WHAT IS EXPECTED: Give nothing except the number of lines containing the word "Skifte".

INPUT FOR THIS TASK:
· · · ·

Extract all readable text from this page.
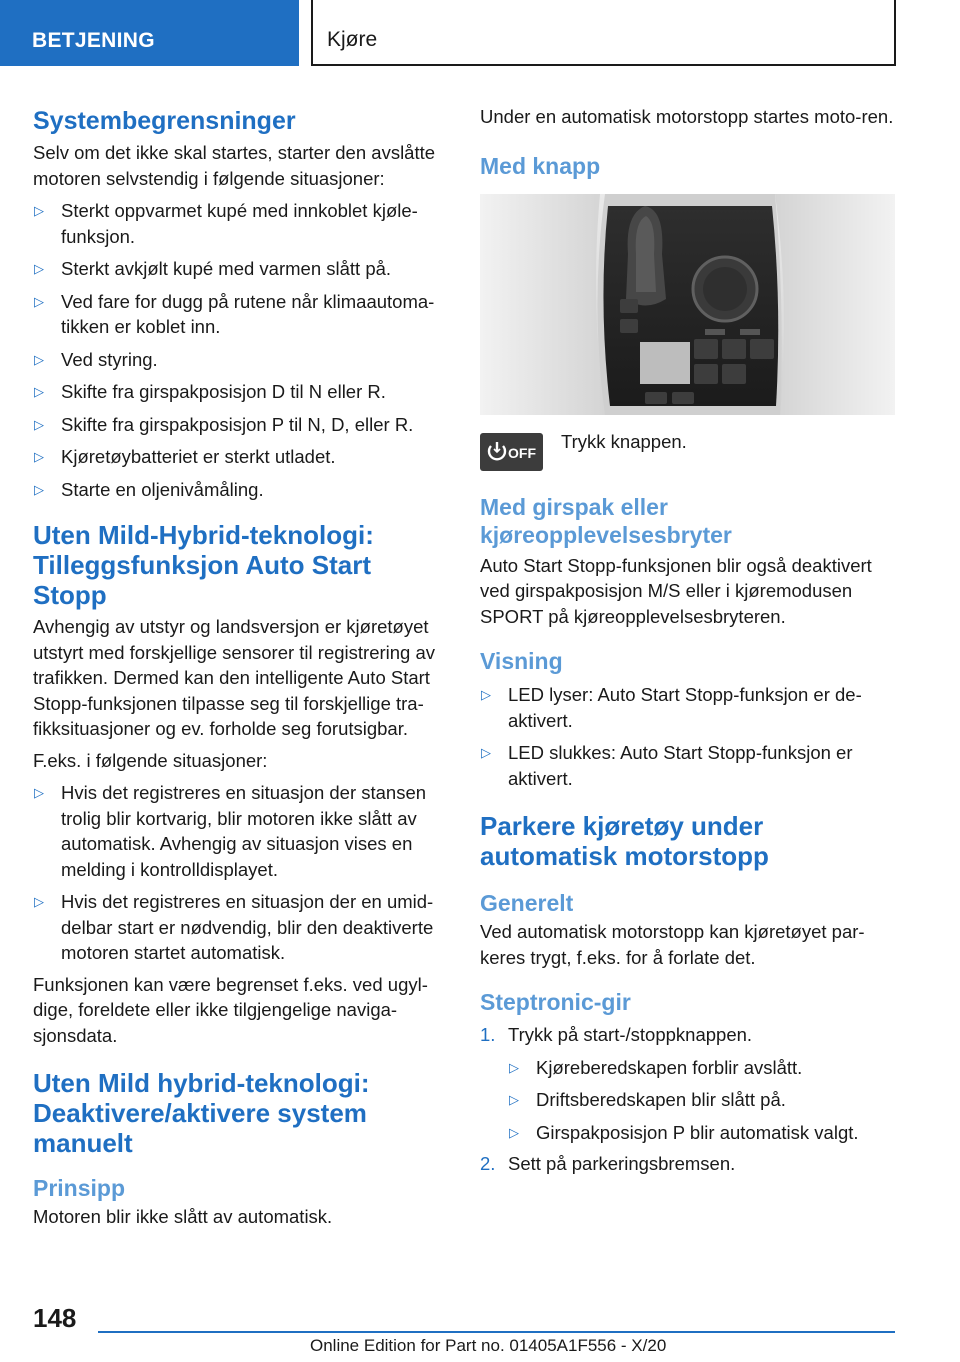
BETJENING	Kjøre
Systembegrensninger

Selv om det ikke skal startes, starter den avslåtte motoren selvstendig i følgende situasjoner:

▷ Sterkt oppvarmet kupé med innkoblet kjøle-funksjon.
▷ Sterkt avkjølt kupé med varmen slått på.
▷ Ved fare for dugg på rutene når klimaautoma-tikken er koblet inn.
▷ Ved styring.
▷ Skifte fra girspakposisjon D til N eller R.
▷ Skifte fra girspakposisjon P til N, D, eller R.
▷ Kjøretøybatteriet er sterkt utladet.
▷ Starte en oljenivåmåling.
Uten Mild-Hybrid-teknologi: Tilleggsfunksjon Auto Start Stopp

Avhengig av utstyr og landsversjon er kjøretøyet utstyrt med forskjellige sensorer til registrering av trafikken. Dermed kan den intelligente Auto Start Stopp-funksjonen tilpasse seg til forskjellige tra-fikksituasjoner og ev. forholde seg forutsigbar.

F.eks. i følgende situasjoner:

▷ Hvis det registreres en situasjon der stansen trolig blir kortvarig, blir motoren ikke slått av automatisk. Avhengig av situasjon vises en melding i kontrolldisplayet.
▷ Hvis det registreres en situasjon der en umid-delbar start er nødvendig, blir den deaktiverte motoren startet automatisk.

Funksjonen kan være begrenset f.eks. ved ugyl-dige, foreldete eller ikke tilgjengelige naviga-sjonsdata.

Uten Mild hybrid-teknologi: Deaktivere/aktivere system manuelt
Prinsipp

Motoren blir ikke slått av automatisk.

Under en automatisk motorstopp startes moto-ren.

Med knapp
OFF
Trykk knappen.
Med girspak eller kjøreopplevelsesbryter

Auto Start Stopp-funksjonen blir også deaktivert ved girspakposisjon M/S eller i kjøremodusen SPORT på kjøreopplevelsesbryteren.

Visning
▷ LED lyser: Auto Start Stopp-funksjon er de-aktivert.
▷ LED slukkes: Auto Start Stopp-funksjon er aktivert.
Parkere kjøretøy under automatisk motorstopp
Generelt

Ved automatisk motorstopp kan kjøretøyet par-keres trygt, f.eks. for å forlate det.

Steptronic-gir
1. Trykk på start-/stoppknappen.
▷ Kjøreberedskapen forblir avslått.
▷ Driftsberedskapen blir slått på.
▷ Girspakposisjon P blir automatisk valgt.
2. Sett på parkeringsbremsen.
148
Online Edition for Part no. 01405A1F556 - X/20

· · · ·

WRITTEN ANSWER: 2